▶ [EXERCISE GOAL] From the entries below, count the lines with "name". Write only the count.

▶ [MATERIAL SHOWN]

##############################

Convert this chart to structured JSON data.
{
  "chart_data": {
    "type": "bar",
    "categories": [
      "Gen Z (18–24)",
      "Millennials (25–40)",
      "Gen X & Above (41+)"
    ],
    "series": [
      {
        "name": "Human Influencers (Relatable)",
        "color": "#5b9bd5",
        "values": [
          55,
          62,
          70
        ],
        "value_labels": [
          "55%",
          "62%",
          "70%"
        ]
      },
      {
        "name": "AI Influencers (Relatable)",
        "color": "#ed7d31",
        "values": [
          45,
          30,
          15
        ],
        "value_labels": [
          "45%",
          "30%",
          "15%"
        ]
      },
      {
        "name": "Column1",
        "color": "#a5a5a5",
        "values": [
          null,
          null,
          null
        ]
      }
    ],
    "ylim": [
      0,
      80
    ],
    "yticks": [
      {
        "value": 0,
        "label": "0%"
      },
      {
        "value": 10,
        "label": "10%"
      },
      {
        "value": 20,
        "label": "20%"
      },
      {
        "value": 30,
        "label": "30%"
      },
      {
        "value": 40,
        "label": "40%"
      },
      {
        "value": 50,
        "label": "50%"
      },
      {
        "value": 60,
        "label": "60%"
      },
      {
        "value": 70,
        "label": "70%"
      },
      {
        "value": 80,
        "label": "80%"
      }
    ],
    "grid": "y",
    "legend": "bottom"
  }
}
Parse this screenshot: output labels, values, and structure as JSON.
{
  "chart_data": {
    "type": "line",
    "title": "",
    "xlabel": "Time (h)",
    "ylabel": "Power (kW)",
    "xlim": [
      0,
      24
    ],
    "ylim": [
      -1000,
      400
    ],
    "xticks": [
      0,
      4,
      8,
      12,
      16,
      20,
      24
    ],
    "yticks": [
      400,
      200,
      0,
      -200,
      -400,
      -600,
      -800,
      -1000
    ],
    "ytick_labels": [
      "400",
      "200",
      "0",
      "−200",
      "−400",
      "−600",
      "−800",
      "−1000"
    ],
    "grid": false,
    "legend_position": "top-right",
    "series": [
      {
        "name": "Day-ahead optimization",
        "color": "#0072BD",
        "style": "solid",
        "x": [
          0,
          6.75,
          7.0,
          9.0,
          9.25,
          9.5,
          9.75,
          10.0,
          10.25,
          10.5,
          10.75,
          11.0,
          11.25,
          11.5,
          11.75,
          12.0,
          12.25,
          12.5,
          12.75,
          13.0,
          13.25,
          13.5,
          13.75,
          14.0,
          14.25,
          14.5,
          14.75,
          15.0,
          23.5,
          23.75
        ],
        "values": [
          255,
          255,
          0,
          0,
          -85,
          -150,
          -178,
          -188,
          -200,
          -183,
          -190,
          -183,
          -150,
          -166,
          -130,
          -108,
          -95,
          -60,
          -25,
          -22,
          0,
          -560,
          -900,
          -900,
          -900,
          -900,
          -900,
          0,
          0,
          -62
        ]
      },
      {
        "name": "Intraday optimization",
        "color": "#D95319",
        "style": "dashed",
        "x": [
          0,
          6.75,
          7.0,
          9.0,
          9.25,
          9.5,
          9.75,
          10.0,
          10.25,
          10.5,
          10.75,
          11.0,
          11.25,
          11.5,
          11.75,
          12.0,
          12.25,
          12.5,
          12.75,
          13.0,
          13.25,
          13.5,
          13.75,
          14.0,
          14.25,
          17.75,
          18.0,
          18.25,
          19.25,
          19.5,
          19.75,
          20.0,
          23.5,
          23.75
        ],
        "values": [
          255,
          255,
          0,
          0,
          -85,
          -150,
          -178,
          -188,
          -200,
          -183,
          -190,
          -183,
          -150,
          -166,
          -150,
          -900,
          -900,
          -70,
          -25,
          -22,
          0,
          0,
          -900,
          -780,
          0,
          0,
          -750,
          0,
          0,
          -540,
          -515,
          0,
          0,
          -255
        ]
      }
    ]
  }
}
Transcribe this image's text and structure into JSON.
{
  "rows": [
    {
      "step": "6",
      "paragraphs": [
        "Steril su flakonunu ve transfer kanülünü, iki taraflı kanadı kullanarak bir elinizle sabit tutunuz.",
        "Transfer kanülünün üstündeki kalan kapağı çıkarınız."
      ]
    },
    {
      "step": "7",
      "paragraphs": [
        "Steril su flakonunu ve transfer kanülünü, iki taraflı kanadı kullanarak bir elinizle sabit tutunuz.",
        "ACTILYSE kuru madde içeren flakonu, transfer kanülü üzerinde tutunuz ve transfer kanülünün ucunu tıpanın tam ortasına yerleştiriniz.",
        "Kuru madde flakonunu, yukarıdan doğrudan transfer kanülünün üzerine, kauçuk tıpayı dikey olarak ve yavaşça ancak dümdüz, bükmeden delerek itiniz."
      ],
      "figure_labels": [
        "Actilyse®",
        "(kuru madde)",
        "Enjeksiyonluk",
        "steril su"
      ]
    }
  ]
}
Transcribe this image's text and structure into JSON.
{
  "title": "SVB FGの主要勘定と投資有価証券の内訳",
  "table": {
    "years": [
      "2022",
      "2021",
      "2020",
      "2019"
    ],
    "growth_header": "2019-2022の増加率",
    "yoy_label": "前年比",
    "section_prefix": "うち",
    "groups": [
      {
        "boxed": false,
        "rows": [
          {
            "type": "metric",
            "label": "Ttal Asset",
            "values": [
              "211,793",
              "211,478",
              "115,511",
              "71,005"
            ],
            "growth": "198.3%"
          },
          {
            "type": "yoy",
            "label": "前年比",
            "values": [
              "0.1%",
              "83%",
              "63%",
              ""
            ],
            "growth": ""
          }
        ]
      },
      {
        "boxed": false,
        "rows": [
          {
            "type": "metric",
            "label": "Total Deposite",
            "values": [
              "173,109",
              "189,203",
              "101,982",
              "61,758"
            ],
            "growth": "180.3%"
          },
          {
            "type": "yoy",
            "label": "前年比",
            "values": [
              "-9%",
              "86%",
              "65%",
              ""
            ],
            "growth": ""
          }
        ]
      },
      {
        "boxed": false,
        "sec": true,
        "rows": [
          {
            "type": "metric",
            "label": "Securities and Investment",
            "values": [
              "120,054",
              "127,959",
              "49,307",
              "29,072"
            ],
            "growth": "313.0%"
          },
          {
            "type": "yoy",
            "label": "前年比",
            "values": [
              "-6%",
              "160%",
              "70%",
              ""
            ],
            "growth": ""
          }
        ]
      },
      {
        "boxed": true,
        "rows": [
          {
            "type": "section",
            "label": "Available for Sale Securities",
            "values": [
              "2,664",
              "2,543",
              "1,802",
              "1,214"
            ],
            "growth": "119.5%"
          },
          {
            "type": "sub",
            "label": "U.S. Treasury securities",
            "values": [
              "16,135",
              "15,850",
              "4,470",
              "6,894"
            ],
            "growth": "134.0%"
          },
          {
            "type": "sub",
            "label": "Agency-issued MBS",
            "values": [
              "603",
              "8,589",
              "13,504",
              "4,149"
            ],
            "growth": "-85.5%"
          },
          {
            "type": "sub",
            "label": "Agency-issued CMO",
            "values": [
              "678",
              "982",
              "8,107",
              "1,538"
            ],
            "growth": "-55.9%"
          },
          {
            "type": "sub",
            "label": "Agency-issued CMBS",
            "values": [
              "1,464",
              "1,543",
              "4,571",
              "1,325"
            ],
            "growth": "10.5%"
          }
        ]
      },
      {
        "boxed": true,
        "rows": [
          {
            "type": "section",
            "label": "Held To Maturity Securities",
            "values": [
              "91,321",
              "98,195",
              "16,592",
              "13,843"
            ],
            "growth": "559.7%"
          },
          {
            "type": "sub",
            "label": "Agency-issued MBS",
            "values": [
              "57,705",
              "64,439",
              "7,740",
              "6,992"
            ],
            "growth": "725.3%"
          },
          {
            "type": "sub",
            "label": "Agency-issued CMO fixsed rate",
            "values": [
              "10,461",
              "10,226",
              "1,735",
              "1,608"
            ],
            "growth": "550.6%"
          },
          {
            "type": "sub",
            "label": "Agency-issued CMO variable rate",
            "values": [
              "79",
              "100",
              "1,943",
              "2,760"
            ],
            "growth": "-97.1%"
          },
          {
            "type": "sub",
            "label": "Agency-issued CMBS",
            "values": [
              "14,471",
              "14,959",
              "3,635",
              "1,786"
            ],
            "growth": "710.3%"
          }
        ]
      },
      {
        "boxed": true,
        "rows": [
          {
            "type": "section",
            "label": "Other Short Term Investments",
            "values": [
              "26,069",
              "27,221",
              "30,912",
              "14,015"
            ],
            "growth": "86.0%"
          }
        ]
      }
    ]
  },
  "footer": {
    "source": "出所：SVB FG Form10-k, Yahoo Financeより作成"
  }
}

##############################

▶ [FINAL ANSWER] 5